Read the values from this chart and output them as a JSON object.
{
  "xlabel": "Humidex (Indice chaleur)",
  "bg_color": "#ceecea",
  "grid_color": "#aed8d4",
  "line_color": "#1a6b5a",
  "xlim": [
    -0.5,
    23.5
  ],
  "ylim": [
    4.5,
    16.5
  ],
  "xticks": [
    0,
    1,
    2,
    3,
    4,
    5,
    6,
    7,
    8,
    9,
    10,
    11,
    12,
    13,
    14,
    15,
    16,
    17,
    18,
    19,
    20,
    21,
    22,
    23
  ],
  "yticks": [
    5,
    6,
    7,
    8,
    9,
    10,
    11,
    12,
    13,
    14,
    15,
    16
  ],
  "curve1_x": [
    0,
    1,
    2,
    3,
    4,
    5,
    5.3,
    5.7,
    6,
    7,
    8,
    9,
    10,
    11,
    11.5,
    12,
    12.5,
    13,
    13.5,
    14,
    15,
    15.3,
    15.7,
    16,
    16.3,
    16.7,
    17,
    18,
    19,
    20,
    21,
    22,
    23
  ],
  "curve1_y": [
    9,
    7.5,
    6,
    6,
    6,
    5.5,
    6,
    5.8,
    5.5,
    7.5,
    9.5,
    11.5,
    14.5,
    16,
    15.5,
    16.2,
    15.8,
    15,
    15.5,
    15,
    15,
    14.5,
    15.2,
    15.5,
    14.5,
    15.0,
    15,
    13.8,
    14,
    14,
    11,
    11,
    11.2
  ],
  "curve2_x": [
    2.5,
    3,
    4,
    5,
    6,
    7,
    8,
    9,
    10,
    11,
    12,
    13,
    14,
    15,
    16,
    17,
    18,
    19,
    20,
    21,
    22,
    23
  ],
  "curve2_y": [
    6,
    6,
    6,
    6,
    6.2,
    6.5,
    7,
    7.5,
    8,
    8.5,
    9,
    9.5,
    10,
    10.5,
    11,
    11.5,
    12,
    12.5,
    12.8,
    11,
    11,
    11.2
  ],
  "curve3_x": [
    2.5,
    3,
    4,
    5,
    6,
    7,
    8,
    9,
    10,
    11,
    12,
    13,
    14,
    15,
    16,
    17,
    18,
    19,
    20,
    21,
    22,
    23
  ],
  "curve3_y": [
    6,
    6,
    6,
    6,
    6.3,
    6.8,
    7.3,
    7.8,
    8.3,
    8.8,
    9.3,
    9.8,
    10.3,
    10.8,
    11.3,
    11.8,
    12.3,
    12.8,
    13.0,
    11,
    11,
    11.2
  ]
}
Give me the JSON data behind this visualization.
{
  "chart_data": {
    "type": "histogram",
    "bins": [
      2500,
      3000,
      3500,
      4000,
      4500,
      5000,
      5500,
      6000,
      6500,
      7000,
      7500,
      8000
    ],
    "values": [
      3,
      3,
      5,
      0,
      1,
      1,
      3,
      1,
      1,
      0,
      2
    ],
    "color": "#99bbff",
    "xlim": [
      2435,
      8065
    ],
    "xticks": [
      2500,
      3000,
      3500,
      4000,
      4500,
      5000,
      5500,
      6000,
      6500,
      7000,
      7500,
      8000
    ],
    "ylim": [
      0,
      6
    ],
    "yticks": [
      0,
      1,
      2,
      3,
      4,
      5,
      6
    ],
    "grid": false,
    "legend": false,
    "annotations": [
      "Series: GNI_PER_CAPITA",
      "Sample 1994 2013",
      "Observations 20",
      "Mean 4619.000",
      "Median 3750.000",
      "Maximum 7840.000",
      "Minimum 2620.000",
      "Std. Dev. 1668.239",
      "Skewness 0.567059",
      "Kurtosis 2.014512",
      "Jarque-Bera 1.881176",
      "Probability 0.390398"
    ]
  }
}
==
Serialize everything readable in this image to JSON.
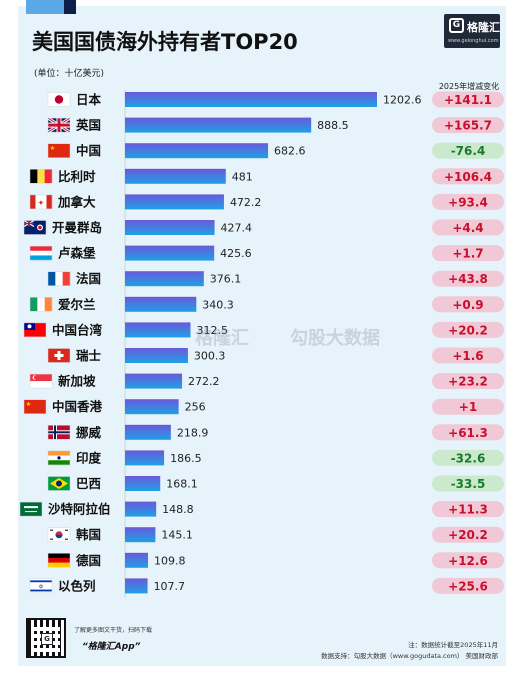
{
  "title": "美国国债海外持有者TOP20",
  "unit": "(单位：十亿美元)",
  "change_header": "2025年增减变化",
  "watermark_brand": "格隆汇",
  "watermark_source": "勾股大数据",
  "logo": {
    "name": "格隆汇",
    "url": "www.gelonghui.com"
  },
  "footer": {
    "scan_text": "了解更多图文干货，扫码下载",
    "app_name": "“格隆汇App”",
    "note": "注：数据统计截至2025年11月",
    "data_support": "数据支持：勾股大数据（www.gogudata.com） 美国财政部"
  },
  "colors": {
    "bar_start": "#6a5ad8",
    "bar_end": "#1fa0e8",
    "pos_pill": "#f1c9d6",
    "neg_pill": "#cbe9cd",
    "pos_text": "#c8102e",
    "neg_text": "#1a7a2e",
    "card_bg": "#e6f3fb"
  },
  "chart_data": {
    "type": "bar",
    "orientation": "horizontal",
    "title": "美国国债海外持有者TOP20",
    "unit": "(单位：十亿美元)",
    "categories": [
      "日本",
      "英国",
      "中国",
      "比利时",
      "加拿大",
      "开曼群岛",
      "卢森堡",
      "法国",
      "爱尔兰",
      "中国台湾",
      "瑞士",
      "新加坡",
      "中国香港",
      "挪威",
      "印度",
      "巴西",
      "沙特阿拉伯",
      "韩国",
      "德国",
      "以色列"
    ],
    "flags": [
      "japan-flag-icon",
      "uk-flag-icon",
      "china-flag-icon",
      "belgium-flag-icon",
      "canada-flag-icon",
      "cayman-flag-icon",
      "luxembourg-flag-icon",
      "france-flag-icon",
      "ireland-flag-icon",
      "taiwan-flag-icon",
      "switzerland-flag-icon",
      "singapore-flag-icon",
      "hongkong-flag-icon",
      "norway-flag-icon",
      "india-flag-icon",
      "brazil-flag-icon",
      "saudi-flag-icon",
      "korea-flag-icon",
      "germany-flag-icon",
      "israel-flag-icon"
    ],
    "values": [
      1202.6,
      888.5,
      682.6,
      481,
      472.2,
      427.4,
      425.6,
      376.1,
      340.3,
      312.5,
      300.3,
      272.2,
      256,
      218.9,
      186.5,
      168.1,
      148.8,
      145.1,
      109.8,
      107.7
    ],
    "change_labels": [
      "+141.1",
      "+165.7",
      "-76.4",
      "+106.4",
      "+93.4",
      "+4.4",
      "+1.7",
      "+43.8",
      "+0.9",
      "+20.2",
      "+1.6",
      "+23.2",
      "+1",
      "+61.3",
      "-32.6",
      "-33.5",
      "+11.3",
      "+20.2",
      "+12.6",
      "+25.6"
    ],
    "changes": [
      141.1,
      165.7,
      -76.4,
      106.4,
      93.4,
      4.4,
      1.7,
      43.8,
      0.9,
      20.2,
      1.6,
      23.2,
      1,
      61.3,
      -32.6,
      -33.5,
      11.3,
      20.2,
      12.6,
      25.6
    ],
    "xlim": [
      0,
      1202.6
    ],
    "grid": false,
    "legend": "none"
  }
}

• Task description:
Whenever "title" turns up in a line, pick that line out.

• Output for this task:
  "title": "美国国债海外持有者TOP20",
    "title": "美国国债海外持有者TOP20",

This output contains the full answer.